▶ _Task directions_
Extract the records below word for word and ignore the images.

▶ _Task inputs_
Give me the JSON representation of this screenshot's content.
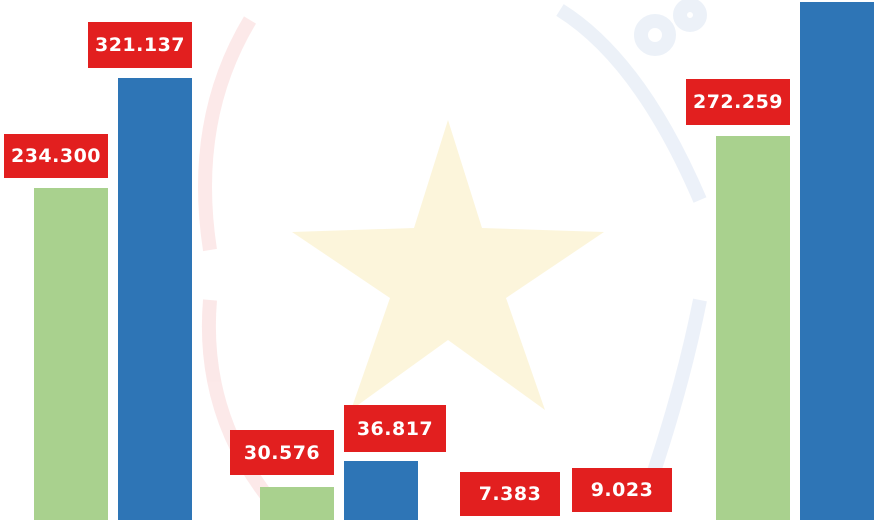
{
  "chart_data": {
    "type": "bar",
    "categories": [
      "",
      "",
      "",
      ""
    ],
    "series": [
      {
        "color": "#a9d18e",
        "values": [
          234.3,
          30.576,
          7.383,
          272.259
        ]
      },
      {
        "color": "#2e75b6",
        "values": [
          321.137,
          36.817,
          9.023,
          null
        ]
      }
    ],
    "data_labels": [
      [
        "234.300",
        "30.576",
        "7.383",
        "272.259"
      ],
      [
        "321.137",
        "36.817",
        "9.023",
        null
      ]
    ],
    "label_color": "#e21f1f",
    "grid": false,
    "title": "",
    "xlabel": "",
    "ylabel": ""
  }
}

▶ _Response to the exercise_
Give me the JSON representation of this screenshot's content.
{
  "chart_data": {
    "type": "bar",
    "categories": [
      "",
      "",
      "",
      ""
    ],
    "series": [
      {
        "color": "#a9d18e",
        "values": [
          234.3,
          30.576,
          7.383,
          272.259
        ]
      },
      {
        "color": "#2e75b6",
        "values": [
          321.137,
          36.817,
          9.023,
          null
        ]
      }
    ],
    "data_labels": [
      [
        "234.300",
        "30.576",
        "7.383",
        "272.259"
      ],
      [
        "321.137",
        "36.817",
        "9.023",
        null
      ]
    ],
    "label_color": "#e21f1f",
    "grid": false,
    "title": "",
    "xlabel": "",
    "ylabel": ""
  }
}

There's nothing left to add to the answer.